• **Exercise aim**
Lines containing the word "SRMTID" should be extracted in full.

═══ Extracted data

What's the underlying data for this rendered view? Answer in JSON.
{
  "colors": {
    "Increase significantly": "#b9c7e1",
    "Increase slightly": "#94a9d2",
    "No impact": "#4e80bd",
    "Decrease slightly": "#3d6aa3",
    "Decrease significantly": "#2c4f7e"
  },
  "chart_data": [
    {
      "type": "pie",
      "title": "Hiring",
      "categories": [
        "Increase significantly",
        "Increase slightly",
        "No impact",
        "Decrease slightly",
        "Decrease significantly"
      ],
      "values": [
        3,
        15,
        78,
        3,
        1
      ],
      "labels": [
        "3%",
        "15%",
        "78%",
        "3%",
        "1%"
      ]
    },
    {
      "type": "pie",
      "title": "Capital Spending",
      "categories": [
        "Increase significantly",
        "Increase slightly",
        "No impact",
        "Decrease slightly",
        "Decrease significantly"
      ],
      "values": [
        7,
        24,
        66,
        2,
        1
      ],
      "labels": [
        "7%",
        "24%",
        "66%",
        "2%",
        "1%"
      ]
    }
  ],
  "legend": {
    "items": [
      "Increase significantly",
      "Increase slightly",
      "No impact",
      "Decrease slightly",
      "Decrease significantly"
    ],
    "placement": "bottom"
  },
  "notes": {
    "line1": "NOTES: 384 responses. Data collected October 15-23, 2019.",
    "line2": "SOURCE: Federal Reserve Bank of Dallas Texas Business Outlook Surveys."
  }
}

══════
═══ Extracted data

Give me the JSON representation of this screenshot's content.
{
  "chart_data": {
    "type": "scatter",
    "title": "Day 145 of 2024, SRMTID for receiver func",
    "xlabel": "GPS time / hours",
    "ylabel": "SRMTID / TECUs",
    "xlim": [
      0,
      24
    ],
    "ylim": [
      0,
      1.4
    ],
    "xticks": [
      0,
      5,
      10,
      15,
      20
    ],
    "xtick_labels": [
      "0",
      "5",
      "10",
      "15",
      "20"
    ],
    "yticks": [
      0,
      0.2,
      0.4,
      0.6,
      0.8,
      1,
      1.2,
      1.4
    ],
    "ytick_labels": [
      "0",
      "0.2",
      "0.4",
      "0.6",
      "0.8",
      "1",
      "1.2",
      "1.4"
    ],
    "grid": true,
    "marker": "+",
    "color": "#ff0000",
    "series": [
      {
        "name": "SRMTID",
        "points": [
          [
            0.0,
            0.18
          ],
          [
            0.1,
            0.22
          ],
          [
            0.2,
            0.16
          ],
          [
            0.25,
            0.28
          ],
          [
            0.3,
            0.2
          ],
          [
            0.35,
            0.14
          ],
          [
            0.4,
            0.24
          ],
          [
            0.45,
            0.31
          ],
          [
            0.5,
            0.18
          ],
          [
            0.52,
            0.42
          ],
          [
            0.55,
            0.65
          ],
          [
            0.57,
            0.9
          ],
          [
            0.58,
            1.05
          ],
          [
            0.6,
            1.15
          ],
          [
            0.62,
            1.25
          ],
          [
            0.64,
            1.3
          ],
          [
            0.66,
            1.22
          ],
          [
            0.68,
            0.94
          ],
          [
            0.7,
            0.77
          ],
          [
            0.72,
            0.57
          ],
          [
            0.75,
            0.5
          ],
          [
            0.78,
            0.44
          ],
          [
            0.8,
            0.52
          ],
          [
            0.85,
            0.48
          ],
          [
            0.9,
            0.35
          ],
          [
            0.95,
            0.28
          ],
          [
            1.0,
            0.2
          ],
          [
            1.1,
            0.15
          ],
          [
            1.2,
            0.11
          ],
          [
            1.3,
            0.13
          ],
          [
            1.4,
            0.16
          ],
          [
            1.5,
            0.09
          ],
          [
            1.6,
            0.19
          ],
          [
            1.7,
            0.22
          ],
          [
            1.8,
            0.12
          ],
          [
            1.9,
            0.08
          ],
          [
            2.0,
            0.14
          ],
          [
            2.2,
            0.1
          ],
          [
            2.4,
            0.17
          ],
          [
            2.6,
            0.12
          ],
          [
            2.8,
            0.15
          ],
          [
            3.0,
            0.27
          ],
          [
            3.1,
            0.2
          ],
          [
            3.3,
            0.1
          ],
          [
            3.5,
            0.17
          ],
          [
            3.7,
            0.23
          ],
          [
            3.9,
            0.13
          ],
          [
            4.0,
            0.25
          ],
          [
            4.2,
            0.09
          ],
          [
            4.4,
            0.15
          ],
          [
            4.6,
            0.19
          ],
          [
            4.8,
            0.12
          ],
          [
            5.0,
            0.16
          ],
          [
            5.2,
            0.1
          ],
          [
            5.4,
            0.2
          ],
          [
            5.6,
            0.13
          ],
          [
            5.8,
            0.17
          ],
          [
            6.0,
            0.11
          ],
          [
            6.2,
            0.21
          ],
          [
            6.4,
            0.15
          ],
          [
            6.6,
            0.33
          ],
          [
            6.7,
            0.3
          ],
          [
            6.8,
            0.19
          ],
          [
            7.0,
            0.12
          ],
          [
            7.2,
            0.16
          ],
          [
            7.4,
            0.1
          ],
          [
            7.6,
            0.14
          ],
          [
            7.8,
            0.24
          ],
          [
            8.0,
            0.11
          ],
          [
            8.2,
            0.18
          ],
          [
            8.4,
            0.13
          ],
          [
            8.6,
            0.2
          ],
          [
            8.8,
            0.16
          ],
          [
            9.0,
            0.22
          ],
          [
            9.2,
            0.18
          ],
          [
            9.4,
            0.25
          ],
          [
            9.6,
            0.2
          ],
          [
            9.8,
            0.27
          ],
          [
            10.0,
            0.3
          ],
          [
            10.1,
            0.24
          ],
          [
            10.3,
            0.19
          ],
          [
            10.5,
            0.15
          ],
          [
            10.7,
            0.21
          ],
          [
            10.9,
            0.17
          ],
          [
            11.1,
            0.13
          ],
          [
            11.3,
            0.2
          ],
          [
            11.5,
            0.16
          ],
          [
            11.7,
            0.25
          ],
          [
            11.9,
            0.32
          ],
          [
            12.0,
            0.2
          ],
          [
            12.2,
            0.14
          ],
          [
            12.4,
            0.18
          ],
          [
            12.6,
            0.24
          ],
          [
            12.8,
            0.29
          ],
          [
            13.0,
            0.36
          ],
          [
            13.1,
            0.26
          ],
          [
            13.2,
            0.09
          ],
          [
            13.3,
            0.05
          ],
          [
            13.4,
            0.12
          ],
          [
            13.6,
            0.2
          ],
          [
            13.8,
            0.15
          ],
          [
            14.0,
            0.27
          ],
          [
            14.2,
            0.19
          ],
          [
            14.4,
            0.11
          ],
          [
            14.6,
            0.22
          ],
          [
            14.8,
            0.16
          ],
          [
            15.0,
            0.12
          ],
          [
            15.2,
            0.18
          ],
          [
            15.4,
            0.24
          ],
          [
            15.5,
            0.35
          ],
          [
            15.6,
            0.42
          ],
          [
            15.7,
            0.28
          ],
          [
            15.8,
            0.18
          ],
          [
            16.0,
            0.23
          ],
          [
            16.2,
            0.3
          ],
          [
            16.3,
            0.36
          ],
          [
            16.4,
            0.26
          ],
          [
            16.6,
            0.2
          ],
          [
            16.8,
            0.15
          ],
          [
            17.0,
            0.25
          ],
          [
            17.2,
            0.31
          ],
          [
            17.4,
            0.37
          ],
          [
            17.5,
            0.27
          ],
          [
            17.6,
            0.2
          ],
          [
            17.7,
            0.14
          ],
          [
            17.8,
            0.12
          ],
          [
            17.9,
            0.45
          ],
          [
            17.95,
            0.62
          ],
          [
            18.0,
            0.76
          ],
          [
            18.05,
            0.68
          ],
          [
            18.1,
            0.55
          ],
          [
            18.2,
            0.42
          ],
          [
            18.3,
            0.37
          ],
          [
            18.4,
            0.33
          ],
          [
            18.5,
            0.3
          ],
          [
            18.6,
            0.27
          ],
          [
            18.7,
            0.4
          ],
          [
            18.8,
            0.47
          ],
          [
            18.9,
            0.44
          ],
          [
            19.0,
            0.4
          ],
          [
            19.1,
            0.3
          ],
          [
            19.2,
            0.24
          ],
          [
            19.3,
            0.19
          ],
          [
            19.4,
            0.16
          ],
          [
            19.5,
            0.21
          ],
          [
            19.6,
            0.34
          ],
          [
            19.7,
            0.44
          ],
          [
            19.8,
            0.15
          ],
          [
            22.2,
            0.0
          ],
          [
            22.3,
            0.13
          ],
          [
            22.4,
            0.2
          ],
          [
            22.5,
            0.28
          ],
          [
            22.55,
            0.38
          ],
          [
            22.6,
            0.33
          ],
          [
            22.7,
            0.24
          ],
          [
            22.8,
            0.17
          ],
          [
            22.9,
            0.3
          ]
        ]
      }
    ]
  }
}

══════

• **Expected output**
    "title": "Day 145 of 2024, SRMTID for receiver func",
    "ylabel": "SRMTID / TECUs",
        "name": "SRMTID",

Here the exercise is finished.